Copy out every line containing the word "this".

-------------------------

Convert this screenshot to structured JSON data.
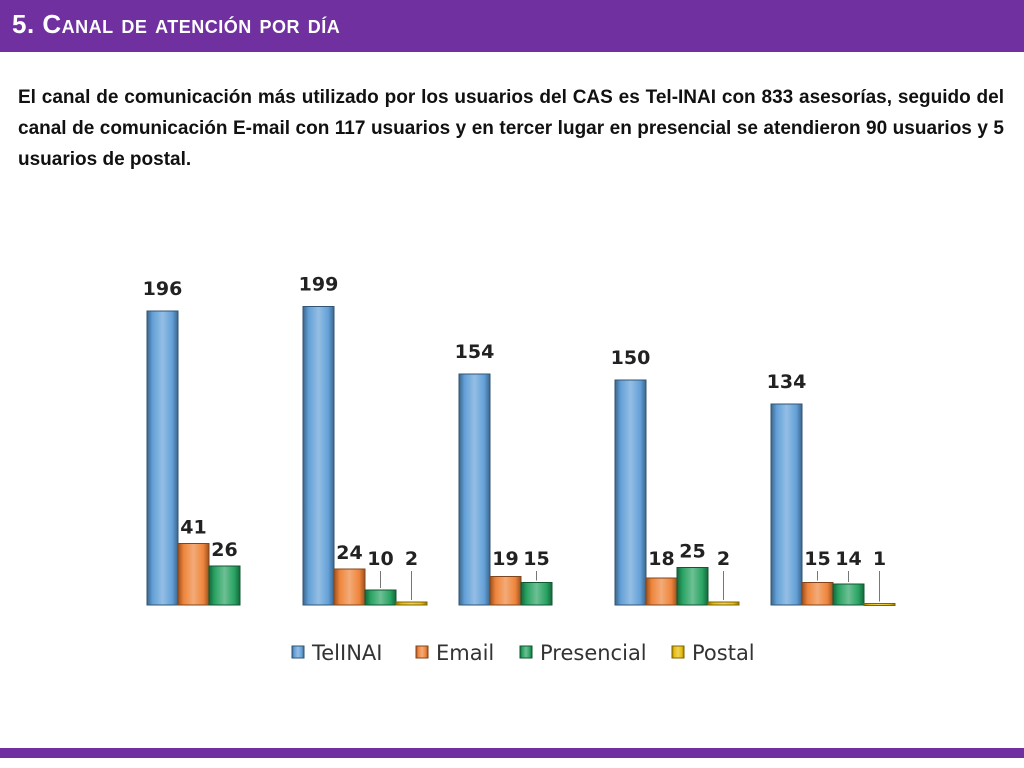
{
  "header": {
    "title": "5. Canal de atención por día"
  },
  "description": "El canal de comunicación más utilizado por los usuarios del CAS es Tel-INAI con 833 asesorías, seguido del canal de comunicación E-mail con 117 usuarios y en tercer lugar en presencial se atendieron 90 usuarios y 5 usuarios de postal.",
  "colors": {
    "accent": "#7030a0",
    "telinai": "#5b9bd5",
    "email": "#ed7d31",
    "presencial": "#1e9e5a",
    "postal": "#e6b800"
  },
  "chart_data": {
    "type": "bar",
    "categories": [
      "",
      "",
      "",
      "",
      ""
    ],
    "series": [
      {
        "name": "TelINAI",
        "values": [
          196,
          199,
          154,
          150,
          134
        ],
        "color": "#5b9bd5"
      },
      {
        "name": "Email",
        "values": [
          41,
          24,
          19,
          18,
          15
        ],
        "color": "#ed7d31"
      },
      {
        "name": "Presencial",
        "values": [
          26,
          10,
          15,
          25,
          14
        ],
        "color": "#1e9e5a"
      },
      {
        "name": "Postal",
        "values": [
          0,
          2,
          0,
          2,
          1
        ],
        "color": "#e6b800"
      }
    ],
    "data_labels": [
      [
        "196",
        "41",
        "26",
        null
      ],
      [
        "199",
        "24",
        "10",
        "2"
      ],
      [
        "154",
        "19",
        "15",
        null
      ],
      [
        "150",
        "18",
        "25",
        "2"
      ],
      [
        "134",
        "15",
        "14",
        "1"
      ]
    ],
    "title": "",
    "xlabel": "",
    "ylabel": "",
    "grid": false,
    "legend": {
      "position": "bottom",
      "entries": [
        "TelINAI",
        "Email",
        "Presencial",
        "Postal"
      ]
    }
  }
}
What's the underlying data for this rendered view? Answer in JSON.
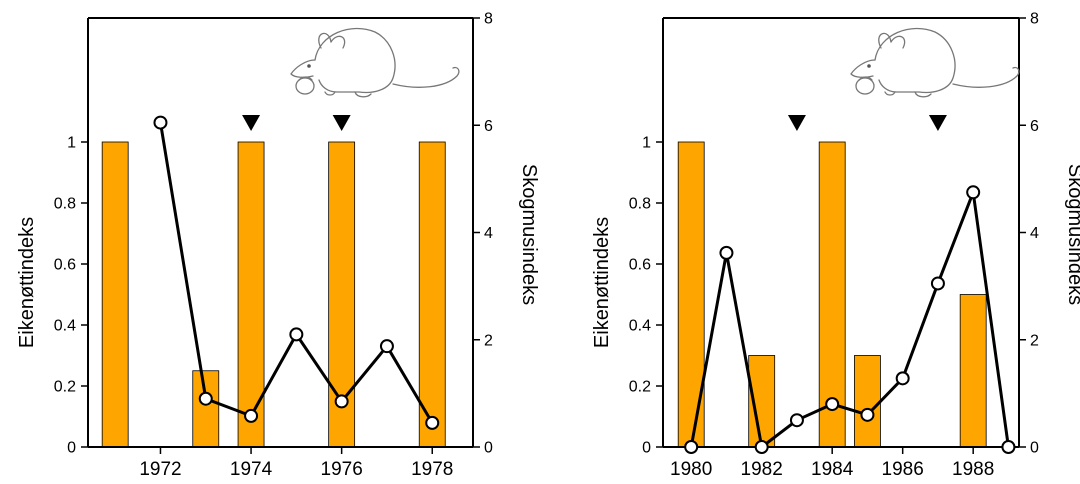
{
  "colors": {
    "bar_fill": "#FFA500",
    "bar_stroke": "#000000",
    "line": "#000000",
    "marker_fill": "#FFFFFF",
    "triangle": "#000000"
  },
  "icons": [
    "mouse-illustration"
  ],
  "chart_data": [
    {
      "type": "bar+line",
      "xlabel": "",
      "ylabel_left": "Eikenøttindeks",
      "ylabel_right": "Skogmusindeks",
      "x_range": [
        1970.4,
        1978.9
      ],
      "x_ticks": [
        1972,
        1974,
        1976,
        1978
      ],
      "x_tick_labels": [
        "1972",
        "1974",
        "1976",
        "1978"
      ],
      "ylim_left": [
        0,
        1
      ],
      "y_ticks_left": [
        "0",
        "0.2",
        "0.4",
        "0.6",
        "0.8",
        "1"
      ],
      "y_tick_values_left": [
        0,
        0.2,
        0.4,
        0.6,
        0.8,
        1
      ],
      "ylim_right": [
        0,
        8
      ],
      "y_ticks_right": [
        "0",
        "2",
        "4",
        "6",
        "8"
      ],
      "y_tick_values_right": [
        0,
        2,
        4,
        6,
        8
      ],
      "bars": {
        "axis": "left",
        "x": [
          1971,
          1973,
          1974,
          1976,
          1978
        ],
        "values": [
          1,
          0.25,
          1,
          1,
          1
        ]
      },
      "line": {
        "axis": "right",
        "x": [
          1972,
          1973,
          1974,
          1975,
          1976,
          1977,
          1978
        ],
        "values": [
          6.05,
          0.9,
          0.58,
          2.1,
          0.85,
          1.88,
          0.45
        ]
      },
      "markers": {
        "symbol": "down-triangle",
        "x": [
          1974,
          1976
        ]
      }
    },
    {
      "type": "bar+line",
      "xlabel": "",
      "ylabel_left": "Eikenøttindeks",
      "ylabel_right": "Skogmusindeks",
      "x_range": [
        1979.2,
        1989.3
      ],
      "x_ticks": [
        1980,
        1982,
        1984,
        1986,
        1988
      ],
      "x_tick_labels": [
        "1980",
        "1982",
        "1984",
        "1986",
        "1988"
      ],
      "ylim_left": [
        0,
        1
      ],
      "y_ticks_left": [
        "0",
        "0.2",
        "0.4",
        "0.6",
        "0.8",
        "1"
      ],
      "y_tick_values_left": [
        0,
        0.2,
        0.4,
        0.6,
        0.8,
        1
      ],
      "ylim_right": [
        0,
        8
      ],
      "y_ticks_right": [
        "0",
        "2",
        "4",
        "6",
        "8"
      ],
      "y_tick_values_right": [
        0,
        2,
        4,
        6,
        8
      ],
      "bars": {
        "axis": "left",
        "x": [
          1980,
          1982,
          1984,
          1985,
          1988
        ],
        "values": [
          1,
          0.3,
          1,
          0.3,
          0.5
        ]
      },
      "line": {
        "axis": "right",
        "x": [
          1980,
          1981,
          1982,
          1983,
          1984,
          1985,
          1986,
          1987,
          1988,
          1989
        ],
        "values": [
          0,
          3.62,
          0,
          0.5,
          0.8,
          0.6,
          1.28,
          3.05,
          4.75,
          0
        ]
      },
      "markers": {
        "symbol": "down-triangle",
        "x": [
          1983,
          1987
        ]
      }
    }
  ]
}
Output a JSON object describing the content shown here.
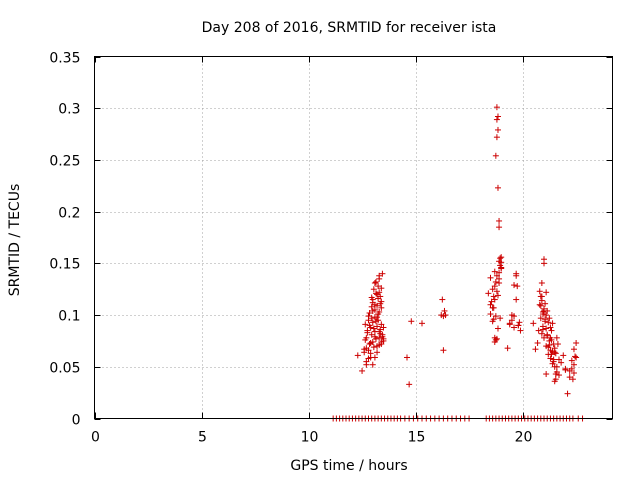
{
  "chart_data": {
    "type": "scatter",
    "title": "Day 208 of 2016, SRMTID for receiver ista",
    "xlabel": "GPS time / hours",
    "ylabel": "SRMTID / TECUs",
    "xlim": [
      0,
      24.2
    ],
    "ylim": [
      0,
      0.35
    ],
    "xticks": [
      0,
      5,
      10,
      15,
      20
    ],
    "xtick_labels": [
      "0",
      "5",
      "10",
      "15",
      "20"
    ],
    "yticks": [
      0,
      0.05,
      0.1,
      0.15,
      0.2,
      0.25,
      0.3,
      0.35
    ],
    "ytick_labels": [
      "0",
      "0.05",
      "0.1",
      "0.15",
      "0.2",
      "0.25",
      "0.3",
      "0.35"
    ],
    "grid": true,
    "legend": "none",
    "marker": "plus",
    "color": "#cc0000",
    "series": [
      {
        "x": [
          12.3,
          12.5,
          12.6,
          12.65,
          12.7,
          12.7,
          12.75,
          12.8,
          12.8,
          12.85,
          12.85,
          12.9,
          12.9,
          12.95,
          12.95,
          13.0,
          13.0,
          13.0,
          13.05,
          13.05,
          13.1,
          13.1,
          13.1,
          13.15,
          13.15,
          13.2,
          13.2,
          13.2,
          13.25,
          13.25,
          13.3,
          13.3,
          13.3,
          13.35,
          13.35,
          13.4,
          13.4,
          13.4,
          13.45,
          13.45,
          13.5,
          13.5,
          12.6,
          12.7,
          12.8,
          12.9,
          13.0,
          13.1,
          13.2,
          13.3,
          13.4,
          13.0,
          13.1,
          13.2,
          13.25,
          13.3,
          13.35,
          13.4,
          12.65,
          12.75,
          12.85,
          12.95,
          13.05,
          13.15,
          13.25,
          13.35,
          13.45,
          12.7,
          12.9,
          13.1,
          13.3,
          13.5,
          12.8,
          13.0,
          13.2,
          13.4,
          13.1,
          13.3,
          12.95,
          13.15,
          14.6,
          14.7,
          14.8,
          15.3,
          16.2,
          16.25,
          16.3,
          16.35,
          16.4,
          16.3,
          18.4,
          18.5,
          18.5,
          18.55,
          18.6,
          18.6,
          18.65,
          18.65,
          18.7,
          18.7,
          18.7,
          18.75,
          18.75,
          18.8,
          18.8,
          18.8,
          18.85,
          18.85,
          18.85,
          18.9,
          18.9,
          18.9,
          18.95,
          18.95,
          19.0,
          19.0,
          19.0,
          18.7,
          18.75,
          18.8,
          18.85,
          18.8,
          18.85,
          18.9,
          18.75,
          18.8,
          18.9,
          18.95,
          18.6,
          18.7,
          18.5,
          18.65,
          18.9,
          19.0,
          19.3,
          19.4,
          19.5,
          19.6,
          19.6,
          19.7,
          19.7,
          19.75,
          19.8,
          19.85,
          19.9,
          19.6,
          19.8,
          19.5,
          19.7,
          19.4,
          20.5,
          20.6,
          20.7,
          20.75,
          20.8,
          20.8,
          20.85,
          20.85,
          20.9,
          20.9,
          20.95,
          20.95,
          21.0,
          21.0,
          21.0,
          21.05,
          21.05,
          21.1,
          21.1,
          21.1,
          21.15,
          21.15,
          21.2,
          21.2,
          21.25,
          21.25,
          21.3,
          21.3,
          21.35,
          21.35,
          21.4,
          21.4,
          21.45,
          21.45,
          21.5,
          21.5,
          21.55,
          21.55,
          21.6,
          21.6,
          21.65,
          21.7,
          21.8,
          21.9,
          22.0,
          22.1,
          22.2,
          22.3,
          22.35,
          22.4,
          22.45,
          22.5,
          22.3,
          22.4,
          22.5,
          20.9,
          21.0,
          21.1,
          20.95,
          21.05,
          21.15,
          21.25,
          21.35,
          21.45,
          21.55,
          21.2,
          21.3,
          21.4,
          21.5,
          21.6,
          21.1,
          21.3,
          21.5,
          21.7,
          22.0,
          22.2,
          22.4,
          20.85,
          20.9,
          20.95,
          21.0,
          11.15,
          11.3,
          11.45,
          11.6,
          11.75,
          11.9,
          12.05,
          12.2,
          12.35,
          12.5,
          12.65,
          12.8,
          12.95,
          13.1,
          13.25,
          13.4,
          13.55,
          13.7,
          13.85,
          14.0,
          14.15,
          14.3,
          14.5,
          14.7,
          14.9,
          15.1,
          15.3,
          15.5,
          15.7,
          15.9,
          16.1,
          16.3,
          16.5,
          16.7,
          16.9,
          17.1,
          17.3,
          17.5,
          18.3,
          18.45,
          18.6,
          18.75,
          18.9,
          19.05,
          19.2,
          19.35,
          19.5,
          19.65,
          19.8,
          19.95,
          20.1,
          20.25,
          20.4,
          20.55,
          20.7,
          20.85,
          21.0,
          21.15,
          21.3,
          21.45,
          21.6,
          21.75,
          21.9,
          22.05,
          22.2,
          22.35,
          22.6,
          22.8
        ],
        "y": [
          0.061,
          0.046,
          0.064,
          0.091,
          0.078,
          0.055,
          0.085,
          0.095,
          0.066,
          0.072,
          0.102,
          0.088,
          0.059,
          0.108,
          0.081,
          0.074,
          0.115,
          0.093,
          0.069,
          0.125,
          0.084,
          0.098,
          0.11,
          0.077,
          0.132,
          0.089,
          0.12,
          0.07,
          0.128,
          0.095,
          0.078,
          0.103,
          0.138,
          0.082,
          0.118,
          0.072,
          0.126,
          0.091,
          0.079,
          0.14,
          0.075,
          0.088,
          0.067,
          0.052,
          0.058,
          0.063,
          0.052,
          0.059,
          0.064,
          0.071,
          0.074,
          0.112,
          0.105,
          0.098,
          0.116,
          0.122,
          0.111,
          0.107,
          0.076,
          0.083,
          0.09,
          0.097,
          0.087,
          0.094,
          0.101,
          0.086,
          0.081,
          0.068,
          0.073,
          0.079,
          0.084,
          0.077,
          0.099,
          0.104,
          0.109,
          0.113,
          0.131,
          0.135,
          0.117,
          0.121,
          0.059,
          0.033,
          0.094,
          0.092,
          0.1,
          0.115,
          0.099,
          0.104,
          0.1,
          0.066,
          0.121,
          0.136,
          0.101,
          0.113,
          0.094,
          0.125,
          0.107,
          0.118,
          0.142,
          0.128,
          0.074,
          0.099,
          0.254,
          0.301,
          0.289,
          0.272,
          0.292,
          0.279,
          0.223,
          0.191,
          0.185,
          0.141,
          0.155,
          0.148,
          0.151,
          0.146,
          0.156,
          0.078,
          0.076,
          0.077,
          0.087,
          0.123,
          0.119,
          0.131,
          0.132,
          0.138,
          0.135,
          0.097,
          0.107,
          0.115,
          0.11,
          0.096,
          0.152,
          0.145,
          0.068,
          0.092,
          0.095,
          0.088,
          0.129,
          0.14,
          0.138,
          0.128,
          0.09,
          0.093,
          0.085,
          0.099,
          0.09,
          0.1,
          0.115,
          0.091,
          0.092,
          0.067,
          0.073,
          0.085,
          0.11,
          0.123,
          0.097,
          0.118,
          0.082,
          0.131,
          0.101,
          0.089,
          0.15,
          0.154,
          0.078,
          0.111,
          0.094,
          0.087,
          0.122,
          0.07,
          0.104,
          0.081,
          0.093,
          0.062,
          0.097,
          0.071,
          0.088,
          0.058,
          0.085,
          0.076,
          0.065,
          0.092,
          0.055,
          0.072,
          0.05,
          0.068,
          0.063,
          0.038,
          0.078,
          0.045,
          0.072,
          0.042,
          0.054,
          0.061,
          0.048,
          0.024,
          0.04,
          0.056,
          0.038,
          0.067,
          0.06,
          0.073,
          0.048,
          0.052,
          0.059,
          0.118,
          0.104,
          0.1,
          0.086,
          0.096,
          0.08,
          0.075,
          0.062,
          0.057,
          0.043,
          0.069,
          0.066,
          0.053,
          0.036,
          0.05,
          0.043,
          0.078,
          0.064,
          0.057,
          0.047,
          0.046,
          0.044,
          0.109,
          0.114,
          0.103,
          0.106,
          0,
          0,
          0,
          0,
          0,
          0,
          0,
          0,
          0,
          0,
          0,
          0,
          0,
          0,
          0,
          0,
          0,
          0,
          0,
          0,
          0,
          0,
          0,
          0,
          0,
          0,
          0,
          0,
          0,
          0,
          0,
          0,
          0,
          0,
          0,
          0,
          0,
          0,
          0,
          0,
          0,
          0,
          0,
          0,
          0,
          0,
          0,
          0,
          0,
          0,
          0,
          0,
          0,
          0,
          0,
          0,
          0,
          0,
          0,
          0,
          0,
          0,
          0,
          0,
          0,
          0,
          0,
          0
        ]
      }
    ]
  }
}
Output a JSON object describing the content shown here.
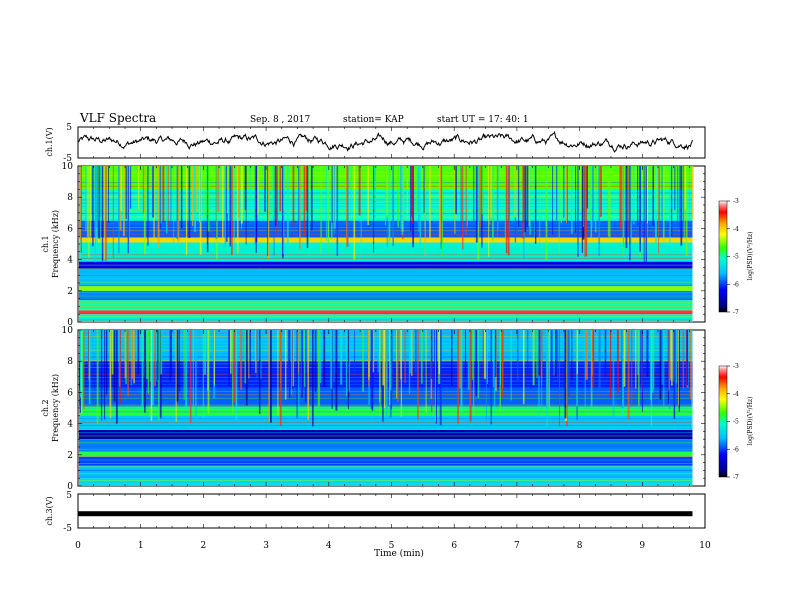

-------------------------

▶ Response:
Convert this screenshot to structured JSON data.
What's the underlying data for this rendered view? Answer in JSON.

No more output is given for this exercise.